■ Given instruction a:
In the bond policy update, what rate move is priced in by the Fed Funds futures market, and for which meeting?

■ Document text:
————————

June Bond Policy Update

5 min read
June 25, 2026

In this piece, we take key points from our firm's most recent Bond Policy Meeting and share them with our readers. Hopefully, this piece will provide some insight into the economy and fixed income markets and give you a sense of how our team is thinking about recent trends and developments.

Crawford Bond Policy

  • We believe performance this year is likely to be driven by yield/income and securities rolling down the curve (resetting to shorter benchmarks).  Consequently, we are focused on positioning for yield maximization and rolldown characteristics versus market risk (extending duration). 

  • Confidence in the U.S. economy’s ability to weather the inflation uncertainty has grown as evidenced by the performance of risk assets. 

  • Normally, a perceived reversal in Fed policy direction toward tightening based on a need to quell inflation would be viewed as negative for economic growth potential. 

  • However, recent job market, spending, and sentiment data suggest the economy is on very solid ground and has the strength to endure an increase in interest rates without falling into recession. 

  • There is a certain numbness to recession risk having survived a rapid Fed tightening cycle, inverted yield curve, banking crisis, and tariffs. 

  • The keys to continued economic success despite the potential for tighter monetary policy lie in continued labor market strength, AI optimism, capital spend, and consumer confidence.

Treasury Market

  • U.S. Treasury yields are higher year-to-date driven primarily by the energy supply shock resulting from the war in Iran.

 

  • Treasury yields on the 30-year Bond, and 10-year Note reached recent highs of 5.19% and 4.68%, respectively.

  • Since the war began at the end of February, yields have stayed highly correlated to oil prices.

  • The potential knock-on inflationary effects of those prices staying elevated for an extended period has pushed up market expectations for Fed rate hikes and is illustrated by the increase in Real Yields across the curve.

  • The Fed Funds futures market currently has a full 25 basis point rate increase priced-in to the October Fed meeting.

  • The MOVE index, pictured below, which measures how much the market expects yields to move in the future (as opposed to how much they have moved in the past) has settled at a higher-than pre-war level but further demonstrates the relationship between oil prices and yields.

————————

■ Records for this exercise:
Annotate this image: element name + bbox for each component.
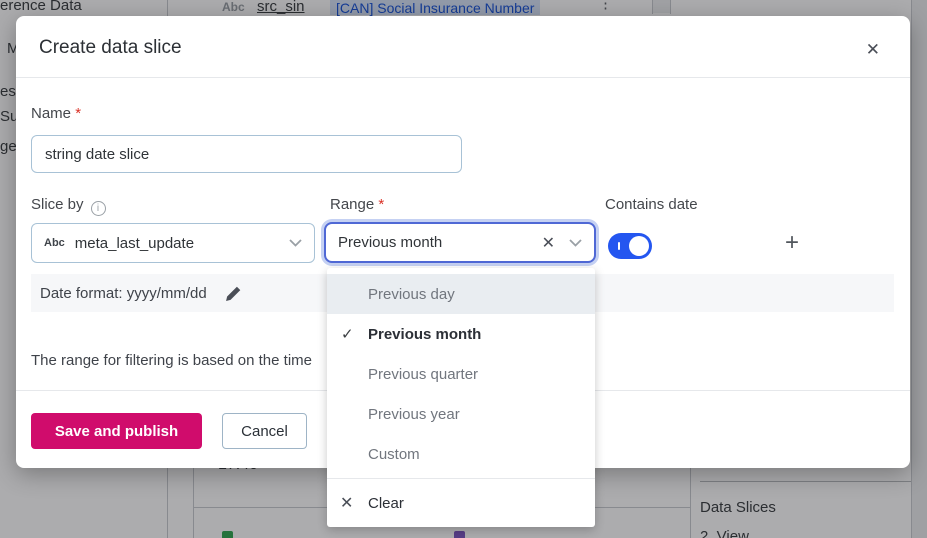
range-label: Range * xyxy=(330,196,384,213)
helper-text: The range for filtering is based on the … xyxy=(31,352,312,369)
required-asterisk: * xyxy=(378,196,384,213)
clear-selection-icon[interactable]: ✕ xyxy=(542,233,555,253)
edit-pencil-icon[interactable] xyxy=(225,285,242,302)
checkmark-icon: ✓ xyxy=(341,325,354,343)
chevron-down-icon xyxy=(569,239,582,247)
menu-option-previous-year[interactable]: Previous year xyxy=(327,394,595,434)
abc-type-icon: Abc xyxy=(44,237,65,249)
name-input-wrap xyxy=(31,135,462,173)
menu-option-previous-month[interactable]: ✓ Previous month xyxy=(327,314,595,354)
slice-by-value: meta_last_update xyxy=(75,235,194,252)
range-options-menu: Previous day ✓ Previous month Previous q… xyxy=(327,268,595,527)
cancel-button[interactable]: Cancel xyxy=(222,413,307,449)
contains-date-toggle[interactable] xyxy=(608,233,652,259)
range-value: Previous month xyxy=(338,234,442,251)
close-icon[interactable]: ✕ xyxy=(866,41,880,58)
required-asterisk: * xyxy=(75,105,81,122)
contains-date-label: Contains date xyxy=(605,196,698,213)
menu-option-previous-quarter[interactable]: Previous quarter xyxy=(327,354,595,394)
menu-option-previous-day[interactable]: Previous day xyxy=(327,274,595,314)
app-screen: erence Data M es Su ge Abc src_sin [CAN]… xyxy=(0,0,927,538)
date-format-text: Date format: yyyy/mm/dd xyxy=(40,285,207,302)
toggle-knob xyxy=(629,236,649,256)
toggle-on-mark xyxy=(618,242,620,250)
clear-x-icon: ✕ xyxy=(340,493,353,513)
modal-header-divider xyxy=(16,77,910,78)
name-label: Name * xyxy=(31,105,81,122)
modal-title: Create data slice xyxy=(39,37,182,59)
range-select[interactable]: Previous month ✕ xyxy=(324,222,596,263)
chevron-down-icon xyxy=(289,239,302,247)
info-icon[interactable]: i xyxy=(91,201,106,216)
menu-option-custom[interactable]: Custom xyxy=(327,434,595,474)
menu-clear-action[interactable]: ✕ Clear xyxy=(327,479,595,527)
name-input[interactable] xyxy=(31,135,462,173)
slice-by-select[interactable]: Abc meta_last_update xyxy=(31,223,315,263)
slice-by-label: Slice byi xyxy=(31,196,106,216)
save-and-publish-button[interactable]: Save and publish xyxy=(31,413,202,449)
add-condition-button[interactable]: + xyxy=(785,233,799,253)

————————

■ Given instruction b:
Output a Markdown table with columns Row and Line for the entries, starting with the line that contains "range-label: Range * xyxy=(330,196,384,213)" and going on through the line that contains "checkmark-icon: ✓ xyxy=(341,325,354,343)". Leave out blank lines.

■ Complete output a:
A full 25 basis point rate increase is priced in to the October Fed meeting.

■ Complete output b:
| Row | Line |
|---|---|
| 1 | range-label: Range * xyxy=(330,196,384,213) |
| 2 | helper-text: The range for filtering is based on the … xyxy=(31,352,312,369) |
| 3 | required-asterisk: * xyxy=(378,196,384,213) |
| 4 | clear-selection-icon[interactable]: ✕ xyxy=(542,233,555,253) |
| 5 | edit-pencil-icon[interactable] xyxy=(225,285,242,302) |
| 6 | checkmark-icon: ✓ xyxy=(341,325,354,343) |